==== Records for the task

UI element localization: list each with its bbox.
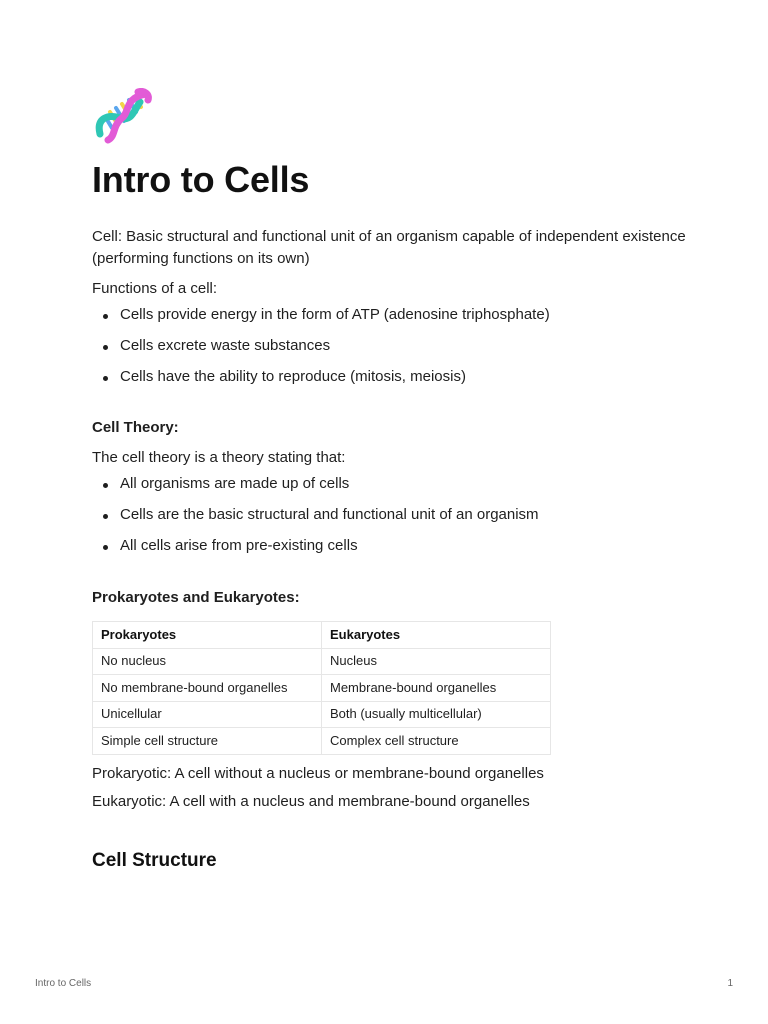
table-header-row: [93, 622, 551, 649]
eukaryotic-definition: Eukaryotic: A cell with a nucleus and membrane-bound organelles: [92, 792, 530, 810]
prok-euk-table: [92, 621, 551, 755]
functions-heading: Functions of a cell:: [92, 280, 218, 297]
cell-theory-intro: The cell theory is a theory stating that:: [92, 449, 346, 466]
cell-theory-list: [92, 473, 692, 557]
cell-theory-heading: Cell Theory:: [92, 419, 179, 436]
list-item: All organisms are made up of cells: [92, 473, 692, 495]
table-cell: No membrane-bound organelles: [93, 675, 322, 702]
column-header: Prokaryotes: [93, 622, 322, 649]
table-cell: Nucleus: [322, 648, 551, 675]
section-heading: Cell Structure: [92, 849, 217, 871]
footer-doc-title: Intro to Cells: [35, 978, 92, 989]
table-cell: Unicellular: [93, 701, 322, 728]
list-item: Cells excrete waste substances: [92, 335, 692, 357]
prok-euk-heading: Prokaryotes and Eukaryotes:: [92, 589, 300, 606]
list-item: Cells have the ability to reproduce (mitosis, meiosis): [92, 366, 692, 388]
functions-list: [92, 304, 692, 388]
prokaryotic-definition: Prokaryotic: A cell without a nucleus or membrane-bound organelles: [92, 764, 544, 782]
document-page: [92, 88, 692, 874]
list-item: Cells are the basic structural and functional unit of an organism: [92, 504, 692, 526]
list-item: All cells arise from pre-existing cells: [92, 535, 692, 557]
table-cell: Simple cell structure: [93, 728, 322, 755]
page-title: Intro to Cells: [92, 159, 310, 200]
table-cell: Both (usually multicellular): [322, 701, 551, 728]
cell-definition: Cell: Basic structural and functional unit of an organism capable of independent existence (performing functions on its own): [92, 228, 686, 267]
table-cell: Complex cell structure: [322, 728, 551, 755]
footer-page-number: 1: [727, 978, 733, 989]
dna-icon: [94, 88, 154, 144]
list-item: Cells provide energy in the form of ATP (adenosine triphosphate): [92, 304, 692, 326]
table-cell: Membrane-bound organelles: [322, 675, 551, 702]
table-row: [93, 648, 551, 675]
table-row: [93, 675, 551, 702]
table-row: [93, 701, 551, 728]
table-row: [93, 728, 551, 755]
column-header: Eukaryotes: [322, 622, 551, 649]
table-cell: No nucleus: [93, 648, 322, 675]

========

What is being asked: Copy out the preceding entries without a single change, leaving out the pictures.

Result:
UI element localization: list each with its bbox.
table-header-row: [93, 622, 551, 649]
eukaryotic-definition: Eukaryotic: A cell with a nucleus and membrane-bound organelles: [92, 792, 530, 810]
prok-euk-table: [92, 621, 551, 755]
functions-heading: Functions of a cell:: [92, 280, 218, 297]
cell-theory-intro: The cell theory is a theory stating that:: [92, 449, 346, 466]
cell-theory-list: [92, 473, 692, 557]
cell-theory-heading: Cell Theory:: [92, 419, 179, 436]
list-item: All organisms are made up of cells: [92, 473, 692, 495]
table-cell: No membrane-bound organelles: [93, 675, 322, 702]
column-header: Prokaryotes: [93, 622, 322, 649]
table-cell: Nucleus: [322, 648, 551, 675]
section-heading: Cell Structure: [92, 849, 217, 871]
footer-doc-title: Intro to Cells: [35, 978, 92, 989]
table-cell: Unicellular: [93, 701, 322, 728]
list-item: Cells excrete waste substances: [92, 335, 692, 357]
prok-euk-heading: Prokaryotes and Eukaryotes:: [92, 589, 300, 606]
list-item: Cells have the ability to reproduce (mitosis, meiosis): [92, 366, 692, 388]
functions-list: [92, 304, 692, 388]
prokaryotic-definition: Prokaryotic: A cell without a nucleus or membrane-bound organelles: [92, 764, 544, 782]
document-page: [92, 88, 692, 874]
list-item: Cells are the basic structural and functional unit of an organism: [92, 504, 692, 526]
list-item: All cells arise from pre-existing cells: [92, 535, 692, 557]
table-cell: Simple cell structure: [93, 728, 322, 755]
page-title: Intro to Cells: [92, 159, 310, 200]
table-cell: Both (usually multicellular): [322, 701, 551, 728]
cell-definition: Cell: Basic structural and functional unit of an organism capable of independent existence (performing functions on its own): [92, 228, 686, 267]
table-cell: Complex cell structure: [322, 728, 551, 755]
footer-page-number: 1: [727, 978, 733, 989]
dna-icon: [94, 88, 154, 144]
list-item: Cells provide energy in the form of ATP (adenosine triphosphate): [92, 304, 692, 326]
table-cell: Membrane-bound organelles: [322, 675, 551, 702]
table-row: [93, 648, 551, 675]
table-row: [93, 675, 551, 702]
table-row: [93, 701, 551, 728]
table-row: [93, 728, 551, 755]
column-header: Eukaryotes: [322, 622, 551, 649]
table-cell: No nucleus: [93, 648, 322, 675]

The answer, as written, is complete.